The task
Provide the number of lines containing the word "from", and nothing else.

Stored records
+ + +
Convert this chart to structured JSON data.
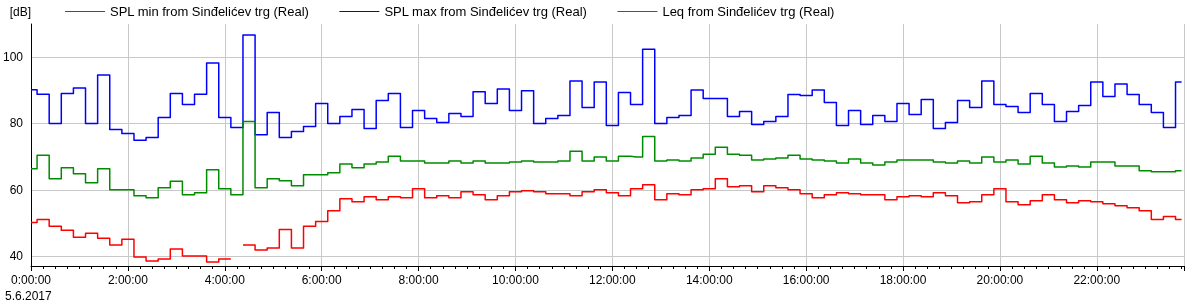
{
  "chart_data": {
    "type": "step",
    "ylabel": "[dB]",
    "x": [
      0,
      0.25,
      0.5,
      0.75,
      1,
      1.25,
      1.5,
      1.75,
      2,
      2.25,
      2.5,
      2.75,
      3,
      3.25,
      3.5,
      3.75,
      4,
      4.25,
      4.5,
      4.75,
      5,
      5.25,
      5.5,
      5.75,
      6,
      6.25,
      6.5,
      6.75,
      7,
      7.25,
      7.5,
      7.75,
      8,
      8.25,
      8.5,
      8.75,
      9,
      9.25,
      9.5,
      9.75,
      10,
      10.25,
      10.5,
      10.75,
      11,
      11.25,
      11.5,
      11.75,
      12,
      12.25,
      12.5,
      12.75,
      13,
      13.25,
      13.5,
      13.75,
      14,
      14.25,
      14.5,
      14.75,
      15,
      15.25,
      15.5,
      15.75,
      16,
      16.25,
      16.5,
      16.75,
      17,
      17.25,
      17.5,
      17.75,
      18,
      18.25,
      18.5,
      18.75,
      19,
      19.25,
      19.5,
      19.75,
      20,
      20.25,
      20.5,
      20.75,
      21,
      21.25,
      21.5,
      21.75,
      22,
      22.25,
      22.5,
      22.75,
      23,
      23.25,
      23.5,
      23.75
    ],
    "series": [
      {
        "name": "SPL min from Sinđelićev trg (Real)",
        "color": "#ff0000",
        "values": [
          50.1,
          51,
          49,
          47.8,
          45.7,
          46.9,
          45.4,
          43.3,
          45.1,
          39.7,
          38.5,
          39.1,
          42.1,
          40,
          40,
          38.2,
          39.1,
          null,
          43.3,
          41.8,
          42.4,
          48,
          42.4,
          49,
          50.4,
          53.7,
          57.3,
          56.4,
          57.9,
          57,
          57.9,
          57.6,
          60.3,
          57.6,
          58.2,
          57.6,
          59.4,
          58.5,
          57,
          58.2,
          59.4,
          59.7,
          59.4,
          58.8,
          58.8,
          58.2,
          59.4,
          60,
          59.1,
          58.2,
          60.3,
          61.5,
          57,
          58.8,
          58.5,
          60,
          60.3,
          63.3,
          60.9,
          61.2,
          59.4,
          61.2,
          60.6,
          60,
          58.8,
          57.6,
          58.5,
          59.1,
          58.8,
          58.5,
          58.5,
          57,
          57.9,
          58.2,
          57.9,
          59.1,
          58.2,
          56.1,
          56.4,
          58.5,
          60.3,
          56.4,
          55.5,
          56.7,
          58.5,
          57,
          56.1,
          56.7,
          56.4,
          55.8,
          55.2,
          54.6,
          53.7,
          51,
          51.9,
          51
        ]
      },
      {
        "name": "SPL max from Sinđelićev trg (Real)",
        "color": "#0000ff",
        "values": [
          90.2,
          88.8,
          80,
          89,
          90.7,
          80,
          94.6,
          78.2,
          77,
          74.9,
          75.8,
          81.8,
          89,
          85.7,
          88.8,
          98.2,
          81.8,
          78.8,
          106.7,
          76.6,
          83.3,
          75.8,
          77.6,
          79.1,
          86,
          80,
          82.1,
          84.2,
          78.5,
          86.9,
          89,
          78.8,
          83.9,
          81.5,
          80.3,
          83,
          82.1,
          89.6,
          86,
          90.4,
          83.9,
          89.9,
          80,
          81.5,
          82.4,
          92.8,
          84.8,
          92.5,
          79.4,
          89.3,
          85.7,
          102.4,
          80,
          81.8,
          82.4,
          90.1,
          87.5,
          87.5,
          82.1,
          83.6,
          79.7,
          80.6,
          82.1,
          88.7,
          88.4,
          90.1,
          86.3,
          79.4,
          83.9,
          79.7,
          82.4,
          80.6,
          86,
          82.7,
          87.2,
          78.5,
          80.3,
          86.9,
          84.8,
          92.8,
          85.7,
          85.1,
          83.3,
          89,
          85.7,
          80.6,
          83.6,
          85.4,
          92.5,
          88.1,
          91.9,
          88.7,
          85.7,
          83.3,
          78.8,
          92.5
        ]
      },
      {
        "name": "Leq from Sinđelićev trg (Real)",
        "color": "#008c00",
        "values": [
          66.3,
          70.4,
          63.3,
          66.6,
          64.8,
          62.1,
          66.3,
          60,
          60,
          58.2,
          57.6,
          60.6,
          62.6,
          58.5,
          59.1,
          66,
          60.3,
          58.5,
          80.6,
          60.6,
          63.3,
          62.7,
          61.2,
          64.5,
          64.5,
          65.1,
          67.8,
          66.6,
          67.8,
          68.4,
          70.1,
          68.7,
          68.7,
          68.1,
          68.1,
          68.7,
          68.1,
          68.7,
          68.1,
          68.1,
          68.4,
          68.7,
          68.4,
          68.4,
          68.7,
          71.6,
          68.7,
          69.9,
          68.7,
          70.1,
          69.9,
          76.1,
          68.7,
          69,
          68.7,
          69.6,
          70.7,
          72.8,
          70.7,
          70.4,
          69,
          69.3,
          69.6,
          70.4,
          69.3,
          69,
          68.7,
          68.1,
          69.3,
          68.1,
          67.5,
          68.4,
          69,
          69,
          69,
          68.4,
          68.1,
          68.7,
          68.1,
          69.9,
          68.4,
          69,
          67.8,
          70.1,
          68.1,
          66.9,
          67.2,
          66.9,
          68.4,
          68.4,
          67.2,
          67.2,
          65.7,
          65.4,
          65.4,
          65.7
        ]
      }
    ],
    "xlim": [
      0,
      23.8
    ],
    "xticks": [
      {
        "value": 0,
        "label": "0:00:00"
      },
      {
        "value": 2,
        "label": "2:00:00"
      },
      {
        "value": 4,
        "label": "4:00:00"
      },
      {
        "value": 6,
        "label": "6:00:00"
      },
      {
        "value": 8,
        "label": "8:00:00"
      },
      {
        "value": 10,
        "label": "10:00:00"
      },
      {
        "value": 12,
        "label": "12:00:00"
      },
      {
        "value": 14,
        "label": "14:00:00"
      },
      {
        "value": 16,
        "label": "16:00:00"
      },
      {
        "value": 18,
        "label": "18:00:00"
      },
      {
        "value": 20,
        "label": "20:00:00"
      },
      {
        "value": 22,
        "label": "22:00:00"
      }
    ],
    "ylim": [
      37,
      110
    ],
    "yticks": [
      40,
      60,
      80,
      100
    ],
    "grid": true,
    "legend": "top left",
    "annotations": [
      "5.6.2017"
    ]
  }
}
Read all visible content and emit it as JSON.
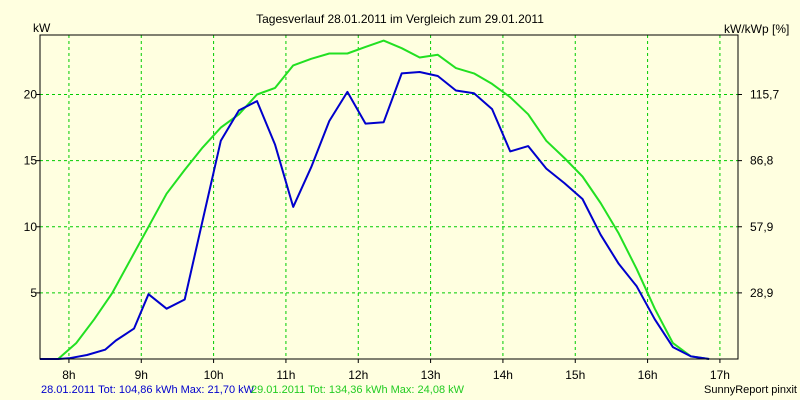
{
  "chart_data": {
    "type": "line",
    "title": "Tagesverlauf 28.01.2011 im Vergleich zum 29.01.2011",
    "ylabel_left": "kW",
    "ylabel_right": "kW/kWp [%]",
    "x_ticks": [
      "8h",
      "9h",
      "10h",
      "11h",
      "12h",
      "13h",
      "14h",
      "15h",
      "16h",
      "17h"
    ],
    "x_range": [
      7.6,
      17.25
    ],
    "y_ticks_left": [
      "5",
      "10",
      "15",
      "20"
    ],
    "y_ticks_left_values": [
      5,
      10,
      15,
      20
    ],
    "y_ticks_right": [
      "28,9",
      "57,9",
      "86,8",
      "115,7"
    ],
    "ylim": [
      0,
      24.5
    ],
    "grid": true,
    "colors": {
      "background": "#ffffe0",
      "grid": "#00cc00",
      "series_1": "#0000cc",
      "series_2": "#22e022"
    },
    "series": [
      {
        "name": "28.01.2011",
        "x": [
          7.6,
          7.85,
          8.0,
          8.25,
          8.5,
          8.65,
          8.9,
          9.1,
          9.35,
          9.6,
          9.85,
          10.1,
          10.35,
          10.6,
          10.85,
          11.1,
          11.35,
          11.6,
          11.85,
          12.1,
          12.35,
          12.6,
          12.85,
          13.1,
          13.35,
          13.6,
          13.85,
          14.1,
          14.35,
          14.6,
          14.85,
          15.1,
          15.35,
          15.6,
          15.85,
          16.1,
          16.35,
          16.6,
          16.85
        ],
        "values": [
          0,
          0,
          0.05,
          0.3,
          0.7,
          1.4,
          2.3,
          4.9,
          3.8,
          4.5,
          10.5,
          16.5,
          18.8,
          19.5,
          16.2,
          11.5,
          14.5,
          18.0,
          20.2,
          17.8,
          17.9,
          21.6,
          21.7,
          21.4,
          20.3,
          20.1,
          18.9,
          15.7,
          16.1,
          14.4,
          13.3,
          12.1,
          9.4,
          7.2,
          5.5,
          3.0,
          0.9,
          0.2,
          0
        ]
      },
      {
        "name": "29.01.2011",
        "x": [
          7.6,
          7.85,
          8.1,
          8.35,
          8.6,
          8.85,
          9.1,
          9.35,
          9.6,
          9.85,
          10.1,
          10.35,
          10.6,
          10.85,
          11.1,
          11.35,
          11.6,
          11.85,
          12.1,
          12.35,
          12.6,
          12.85,
          13.1,
          13.35,
          13.6,
          13.85,
          14.1,
          14.35,
          14.6,
          14.85,
          15.1,
          15.35,
          15.6,
          15.85,
          16.1,
          16.35,
          16.6,
          16.85
        ],
        "values": [
          0,
          0,
          1.2,
          3.0,
          5.0,
          7.5,
          10.0,
          12.5,
          14.3,
          16.0,
          17.5,
          18.5,
          20.0,
          20.5,
          22.2,
          22.7,
          23.1,
          23.1,
          23.6,
          24.08,
          23.5,
          22.8,
          23.0,
          22.0,
          21.6,
          20.8,
          19.8,
          18.5,
          16.5,
          15.2,
          13.8,
          11.8,
          9.5,
          6.8,
          3.8,
          1.2,
          0.2,
          0
        ]
      }
    ],
    "footer": {
      "series_1_text": "28.01.2011 Tot: 104,86 kWh Max: 21,70 kW",
      "series_2_text": "29.01.2011 Tot: 134,36 kWh Max: 24,08 kW",
      "credit": "SunnyReport pinxit"
    }
  }
}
+ + +
Solution to this problem
3